# EXERCISE REQUIREMENTS:
Each line below is to be written out once more, precisely as given.

# PROVIDED DATA:

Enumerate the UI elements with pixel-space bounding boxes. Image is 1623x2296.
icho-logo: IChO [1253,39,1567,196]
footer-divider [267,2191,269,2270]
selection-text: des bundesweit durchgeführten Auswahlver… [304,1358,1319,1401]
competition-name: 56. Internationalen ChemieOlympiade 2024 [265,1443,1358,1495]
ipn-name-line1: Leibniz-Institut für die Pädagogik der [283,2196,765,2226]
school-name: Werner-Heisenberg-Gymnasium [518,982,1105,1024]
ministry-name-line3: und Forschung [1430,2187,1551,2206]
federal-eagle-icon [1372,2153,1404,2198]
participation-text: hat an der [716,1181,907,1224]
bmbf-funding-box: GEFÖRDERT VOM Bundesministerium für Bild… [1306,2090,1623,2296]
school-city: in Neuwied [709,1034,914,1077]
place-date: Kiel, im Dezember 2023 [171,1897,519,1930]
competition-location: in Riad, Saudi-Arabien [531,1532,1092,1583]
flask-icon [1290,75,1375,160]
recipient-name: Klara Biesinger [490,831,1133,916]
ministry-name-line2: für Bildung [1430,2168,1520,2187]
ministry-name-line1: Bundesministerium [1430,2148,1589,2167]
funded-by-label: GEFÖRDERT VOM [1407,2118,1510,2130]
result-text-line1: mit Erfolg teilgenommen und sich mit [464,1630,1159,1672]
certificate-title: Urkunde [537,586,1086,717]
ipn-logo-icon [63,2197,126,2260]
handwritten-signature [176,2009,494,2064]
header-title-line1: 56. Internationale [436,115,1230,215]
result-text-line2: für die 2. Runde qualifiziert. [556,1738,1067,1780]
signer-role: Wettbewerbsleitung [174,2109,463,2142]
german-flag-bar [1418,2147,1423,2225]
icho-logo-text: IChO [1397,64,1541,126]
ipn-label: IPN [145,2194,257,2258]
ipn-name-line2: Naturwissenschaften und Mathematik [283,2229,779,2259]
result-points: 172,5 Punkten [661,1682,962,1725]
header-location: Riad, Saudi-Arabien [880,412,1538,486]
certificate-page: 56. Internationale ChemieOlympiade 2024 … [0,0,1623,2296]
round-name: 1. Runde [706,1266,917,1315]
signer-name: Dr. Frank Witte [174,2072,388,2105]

# RESULT FOR THIS TASK:
Enumerate the UI elements with pixel-space bounding boxes. Image is 1623x2296.
icho-logo: IChO [1253,39,1567,196]
footer-divider [267,2191,269,2270]
selection-text: des bundesweit durchgeführten Auswahlver… [304,1358,1319,1401]
competition-name: 56. Internationalen ChemieOlympiade 2024 [265,1443,1358,1495]
ipn-name-line1: Leibniz-Institut für die Pädagogik der [283,2196,765,2226]
school-name: Werner-Heisenberg-Gymnasium [518,982,1105,1024]
ministry-name-line3: und Forschung [1430,2187,1551,2206]
federal-eagle-icon [1372,2153,1404,2198]
participation-text: hat an der [716,1181,907,1224]
bmbf-funding-box: GEFÖRDERT VOM Bundesministerium für Bild… [1306,2090,1623,2296]
school-city: in Neuwied [709,1034,914,1077]
place-date: Kiel, im Dezember 2023 [171,1897,519,1930]
competition-location: in Riad, Saudi-Arabien [531,1532,1092,1583]
flask-icon [1290,75,1375,160]
recipient-name: Klara Biesinger [490,831,1133,916]
ministry-name-line2: für Bildung [1430,2168,1520,2187]
ministry-name-line1: Bundesministerium [1430,2148,1589,2167]
funded-by-label: GEFÖRDERT VOM [1407,2118,1510,2130]
result-text-line1: mit Erfolg teilgenommen und sich mit [464,1630,1159,1672]
certificate-title: Urkunde [537,586,1086,717]
ipn-logo-icon [63,2197,126,2260]
handwritten-signature [176,2009,494,2064]
header-title-line1: 56. Internationale [436,115,1230,215]
result-text-line2: für die 2. Runde qualifiziert. [556,1738,1067,1780]
signer-role: Wettbewerbsleitung [174,2109,463,2142]
german-flag-bar [1418,2147,1423,2225]
icho-logo-text: IChO [1397,64,1541,126]
ipn-label: IPN [145,2194,257,2258]
ipn-name-line2: Naturwissenschaften und Mathematik [283,2229,779,2259]
result-points: 172,5 Punkten [661,1682,962,1725]
header-location: Riad, Saudi-Arabien [880,412,1538,486]
certificate-page: 56. Internationale ChemieOlympiade 2024 … [0,0,1623,2296]
round-name: 1. Runde [706,1266,917,1315]
signer-name: Dr. Frank Witte [174,2072,388,2105]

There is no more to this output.